AVAILABLE DATA:
-*-

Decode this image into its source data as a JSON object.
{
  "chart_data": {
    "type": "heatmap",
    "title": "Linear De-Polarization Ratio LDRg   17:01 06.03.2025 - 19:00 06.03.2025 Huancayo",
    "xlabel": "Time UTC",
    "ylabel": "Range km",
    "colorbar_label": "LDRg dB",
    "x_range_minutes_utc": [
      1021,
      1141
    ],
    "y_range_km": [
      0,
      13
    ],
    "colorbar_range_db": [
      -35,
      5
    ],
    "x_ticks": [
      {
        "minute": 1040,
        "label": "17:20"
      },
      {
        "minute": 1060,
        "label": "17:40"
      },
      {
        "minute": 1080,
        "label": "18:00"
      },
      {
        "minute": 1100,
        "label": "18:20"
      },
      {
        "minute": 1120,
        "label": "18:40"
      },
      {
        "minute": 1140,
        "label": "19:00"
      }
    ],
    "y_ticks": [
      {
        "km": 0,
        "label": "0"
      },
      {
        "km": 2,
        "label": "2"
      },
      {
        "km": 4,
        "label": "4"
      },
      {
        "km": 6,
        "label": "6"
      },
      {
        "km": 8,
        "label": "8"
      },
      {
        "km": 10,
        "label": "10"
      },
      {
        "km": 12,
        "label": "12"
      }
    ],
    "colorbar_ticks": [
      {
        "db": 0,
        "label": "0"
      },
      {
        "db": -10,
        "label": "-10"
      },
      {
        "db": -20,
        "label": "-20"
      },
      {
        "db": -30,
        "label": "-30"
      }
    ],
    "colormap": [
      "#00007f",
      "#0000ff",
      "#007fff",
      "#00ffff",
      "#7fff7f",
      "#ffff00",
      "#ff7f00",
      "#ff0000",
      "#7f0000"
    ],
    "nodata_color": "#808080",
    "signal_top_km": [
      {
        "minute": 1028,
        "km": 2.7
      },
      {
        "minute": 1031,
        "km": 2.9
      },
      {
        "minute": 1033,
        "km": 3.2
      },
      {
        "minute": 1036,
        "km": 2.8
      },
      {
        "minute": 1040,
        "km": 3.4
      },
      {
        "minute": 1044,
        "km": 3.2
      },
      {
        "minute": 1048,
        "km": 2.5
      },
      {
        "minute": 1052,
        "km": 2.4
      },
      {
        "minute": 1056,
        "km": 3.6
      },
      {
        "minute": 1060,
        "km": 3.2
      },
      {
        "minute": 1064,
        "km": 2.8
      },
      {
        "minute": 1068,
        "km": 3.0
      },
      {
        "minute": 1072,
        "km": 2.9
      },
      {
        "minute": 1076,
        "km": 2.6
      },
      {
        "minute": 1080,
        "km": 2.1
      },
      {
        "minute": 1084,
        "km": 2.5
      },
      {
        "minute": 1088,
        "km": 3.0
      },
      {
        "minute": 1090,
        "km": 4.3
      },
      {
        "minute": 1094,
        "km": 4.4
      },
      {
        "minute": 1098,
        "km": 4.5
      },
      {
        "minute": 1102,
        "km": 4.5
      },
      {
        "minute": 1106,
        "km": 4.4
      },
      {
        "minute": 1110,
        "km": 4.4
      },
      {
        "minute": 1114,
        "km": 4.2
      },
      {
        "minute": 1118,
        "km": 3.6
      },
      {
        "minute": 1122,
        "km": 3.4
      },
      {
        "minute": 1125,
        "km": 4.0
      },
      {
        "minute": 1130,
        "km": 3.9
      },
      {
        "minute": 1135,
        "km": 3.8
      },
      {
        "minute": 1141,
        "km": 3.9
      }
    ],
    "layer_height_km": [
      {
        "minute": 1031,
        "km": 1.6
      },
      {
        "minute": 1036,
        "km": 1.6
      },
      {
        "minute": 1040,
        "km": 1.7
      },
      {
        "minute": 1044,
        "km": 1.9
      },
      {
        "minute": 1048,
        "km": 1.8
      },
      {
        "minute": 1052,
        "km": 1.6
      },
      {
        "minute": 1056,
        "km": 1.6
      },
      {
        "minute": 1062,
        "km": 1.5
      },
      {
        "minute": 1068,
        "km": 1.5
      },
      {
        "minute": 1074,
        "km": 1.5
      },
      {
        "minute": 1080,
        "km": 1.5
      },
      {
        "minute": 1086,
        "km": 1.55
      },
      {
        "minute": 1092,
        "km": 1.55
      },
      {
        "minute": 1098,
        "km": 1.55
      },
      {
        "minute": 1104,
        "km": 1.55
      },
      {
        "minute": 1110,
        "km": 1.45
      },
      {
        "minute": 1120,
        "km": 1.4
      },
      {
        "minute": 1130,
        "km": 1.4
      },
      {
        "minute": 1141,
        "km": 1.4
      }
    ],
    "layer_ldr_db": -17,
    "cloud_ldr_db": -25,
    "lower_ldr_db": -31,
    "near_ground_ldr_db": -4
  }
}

-*-

EXERCISE: Give only the number of lines in the records that include the word "LDRg".

FINISHED TASK: 2